Scan the listing below and copy every line holding "Trillions".

Figure contents as structured data
[BEGIN]
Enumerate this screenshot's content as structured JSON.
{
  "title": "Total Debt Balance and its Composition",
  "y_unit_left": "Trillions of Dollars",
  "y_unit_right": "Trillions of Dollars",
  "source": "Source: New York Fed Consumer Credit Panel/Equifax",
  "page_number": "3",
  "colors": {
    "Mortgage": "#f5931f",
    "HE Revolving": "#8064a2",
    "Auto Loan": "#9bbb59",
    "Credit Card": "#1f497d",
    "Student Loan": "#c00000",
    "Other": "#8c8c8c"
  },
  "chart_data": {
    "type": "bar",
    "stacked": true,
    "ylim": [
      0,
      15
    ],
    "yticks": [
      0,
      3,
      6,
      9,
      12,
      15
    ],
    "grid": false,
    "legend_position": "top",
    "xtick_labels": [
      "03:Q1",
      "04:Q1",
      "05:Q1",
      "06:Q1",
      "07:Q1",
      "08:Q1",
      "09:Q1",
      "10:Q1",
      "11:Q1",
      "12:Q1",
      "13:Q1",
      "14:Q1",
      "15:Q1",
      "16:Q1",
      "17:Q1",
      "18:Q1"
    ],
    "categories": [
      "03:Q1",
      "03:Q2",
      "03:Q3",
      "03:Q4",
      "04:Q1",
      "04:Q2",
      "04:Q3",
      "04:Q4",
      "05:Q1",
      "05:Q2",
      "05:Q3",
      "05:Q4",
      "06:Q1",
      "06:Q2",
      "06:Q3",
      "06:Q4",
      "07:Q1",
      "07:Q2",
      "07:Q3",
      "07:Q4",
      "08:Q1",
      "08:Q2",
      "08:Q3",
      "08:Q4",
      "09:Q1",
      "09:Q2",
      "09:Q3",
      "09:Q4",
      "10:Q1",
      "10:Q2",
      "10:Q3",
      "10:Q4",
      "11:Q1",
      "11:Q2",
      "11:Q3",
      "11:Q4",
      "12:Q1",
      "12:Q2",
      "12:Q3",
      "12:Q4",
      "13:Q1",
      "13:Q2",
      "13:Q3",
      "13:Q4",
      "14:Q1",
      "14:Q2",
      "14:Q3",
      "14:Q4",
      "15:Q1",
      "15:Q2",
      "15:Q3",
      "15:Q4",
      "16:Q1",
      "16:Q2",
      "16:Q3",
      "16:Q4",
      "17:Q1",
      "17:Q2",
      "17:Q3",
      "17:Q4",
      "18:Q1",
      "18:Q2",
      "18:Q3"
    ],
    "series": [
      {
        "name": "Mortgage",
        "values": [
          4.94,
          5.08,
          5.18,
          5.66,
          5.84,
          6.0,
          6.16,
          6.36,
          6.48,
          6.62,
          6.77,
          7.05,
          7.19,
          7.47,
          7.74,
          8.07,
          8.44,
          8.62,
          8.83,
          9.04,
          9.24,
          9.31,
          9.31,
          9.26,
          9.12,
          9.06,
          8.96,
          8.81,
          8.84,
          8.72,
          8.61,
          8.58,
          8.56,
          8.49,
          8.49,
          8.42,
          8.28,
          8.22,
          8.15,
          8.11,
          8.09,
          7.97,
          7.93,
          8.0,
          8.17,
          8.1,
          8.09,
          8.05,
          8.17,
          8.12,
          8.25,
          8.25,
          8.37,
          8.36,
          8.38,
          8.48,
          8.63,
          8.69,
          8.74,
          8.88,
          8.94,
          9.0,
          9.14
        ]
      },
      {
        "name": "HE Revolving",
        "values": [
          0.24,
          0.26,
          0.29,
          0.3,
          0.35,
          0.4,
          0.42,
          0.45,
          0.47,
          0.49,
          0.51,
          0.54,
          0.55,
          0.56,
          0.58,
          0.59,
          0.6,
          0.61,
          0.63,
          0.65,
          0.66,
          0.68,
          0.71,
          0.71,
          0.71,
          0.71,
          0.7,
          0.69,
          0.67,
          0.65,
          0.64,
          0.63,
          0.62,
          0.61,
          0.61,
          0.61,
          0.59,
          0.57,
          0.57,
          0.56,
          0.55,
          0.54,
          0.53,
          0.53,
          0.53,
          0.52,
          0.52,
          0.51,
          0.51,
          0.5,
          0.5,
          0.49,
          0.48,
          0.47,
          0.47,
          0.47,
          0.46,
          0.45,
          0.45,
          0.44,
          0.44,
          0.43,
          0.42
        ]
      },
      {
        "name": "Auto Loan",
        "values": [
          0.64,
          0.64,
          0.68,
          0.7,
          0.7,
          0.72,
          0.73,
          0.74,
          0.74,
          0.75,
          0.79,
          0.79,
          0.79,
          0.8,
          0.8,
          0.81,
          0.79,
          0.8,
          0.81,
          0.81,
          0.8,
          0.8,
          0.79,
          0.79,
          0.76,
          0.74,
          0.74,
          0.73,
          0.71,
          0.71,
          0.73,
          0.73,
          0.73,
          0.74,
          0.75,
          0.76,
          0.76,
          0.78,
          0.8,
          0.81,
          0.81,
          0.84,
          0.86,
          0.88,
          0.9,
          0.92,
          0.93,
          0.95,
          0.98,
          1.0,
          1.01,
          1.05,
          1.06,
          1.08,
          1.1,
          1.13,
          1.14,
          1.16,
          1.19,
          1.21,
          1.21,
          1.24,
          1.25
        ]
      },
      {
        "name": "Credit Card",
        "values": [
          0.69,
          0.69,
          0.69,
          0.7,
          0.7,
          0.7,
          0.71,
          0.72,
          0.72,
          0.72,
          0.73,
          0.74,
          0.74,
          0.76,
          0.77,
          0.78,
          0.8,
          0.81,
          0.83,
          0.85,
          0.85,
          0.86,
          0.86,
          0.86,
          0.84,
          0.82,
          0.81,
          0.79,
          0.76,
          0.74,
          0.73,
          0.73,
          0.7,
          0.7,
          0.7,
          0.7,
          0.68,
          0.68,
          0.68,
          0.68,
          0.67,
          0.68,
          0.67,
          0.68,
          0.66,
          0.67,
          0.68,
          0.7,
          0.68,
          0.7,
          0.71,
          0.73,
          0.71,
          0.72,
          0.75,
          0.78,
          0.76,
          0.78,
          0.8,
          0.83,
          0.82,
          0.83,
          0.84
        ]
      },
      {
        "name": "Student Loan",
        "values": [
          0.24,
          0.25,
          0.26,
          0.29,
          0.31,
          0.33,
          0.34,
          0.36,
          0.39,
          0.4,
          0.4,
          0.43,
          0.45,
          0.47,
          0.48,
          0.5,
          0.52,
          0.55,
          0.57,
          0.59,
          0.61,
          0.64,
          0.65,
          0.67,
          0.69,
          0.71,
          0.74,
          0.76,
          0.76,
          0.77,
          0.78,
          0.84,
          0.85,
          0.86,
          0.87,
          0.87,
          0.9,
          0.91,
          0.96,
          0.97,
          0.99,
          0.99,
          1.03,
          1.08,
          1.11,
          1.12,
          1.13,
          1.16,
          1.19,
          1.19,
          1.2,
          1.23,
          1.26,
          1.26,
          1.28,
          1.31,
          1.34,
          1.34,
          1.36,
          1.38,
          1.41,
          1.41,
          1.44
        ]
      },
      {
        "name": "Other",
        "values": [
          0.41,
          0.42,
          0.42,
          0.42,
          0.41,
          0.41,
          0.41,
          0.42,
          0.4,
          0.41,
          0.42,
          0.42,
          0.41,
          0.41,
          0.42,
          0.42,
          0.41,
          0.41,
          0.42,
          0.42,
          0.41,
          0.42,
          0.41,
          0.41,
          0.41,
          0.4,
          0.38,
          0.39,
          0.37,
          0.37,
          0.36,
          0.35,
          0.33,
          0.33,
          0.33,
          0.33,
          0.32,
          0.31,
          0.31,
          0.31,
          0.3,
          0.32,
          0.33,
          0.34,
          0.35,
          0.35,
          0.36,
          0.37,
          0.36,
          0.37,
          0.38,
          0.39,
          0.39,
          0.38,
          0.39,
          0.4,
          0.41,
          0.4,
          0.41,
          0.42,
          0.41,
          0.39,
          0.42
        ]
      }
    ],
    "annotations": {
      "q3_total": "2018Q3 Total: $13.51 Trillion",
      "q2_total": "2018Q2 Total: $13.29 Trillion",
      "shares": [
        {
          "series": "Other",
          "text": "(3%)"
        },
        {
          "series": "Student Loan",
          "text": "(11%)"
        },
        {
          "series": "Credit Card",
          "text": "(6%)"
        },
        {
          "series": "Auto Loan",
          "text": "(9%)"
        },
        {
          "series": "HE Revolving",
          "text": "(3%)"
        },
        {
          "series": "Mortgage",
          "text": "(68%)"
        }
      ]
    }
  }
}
[END]
▶ **Full output**
  "y_unit_left": "Trillions of Dollars",
  "y_unit_right": "Trillions of Dollars",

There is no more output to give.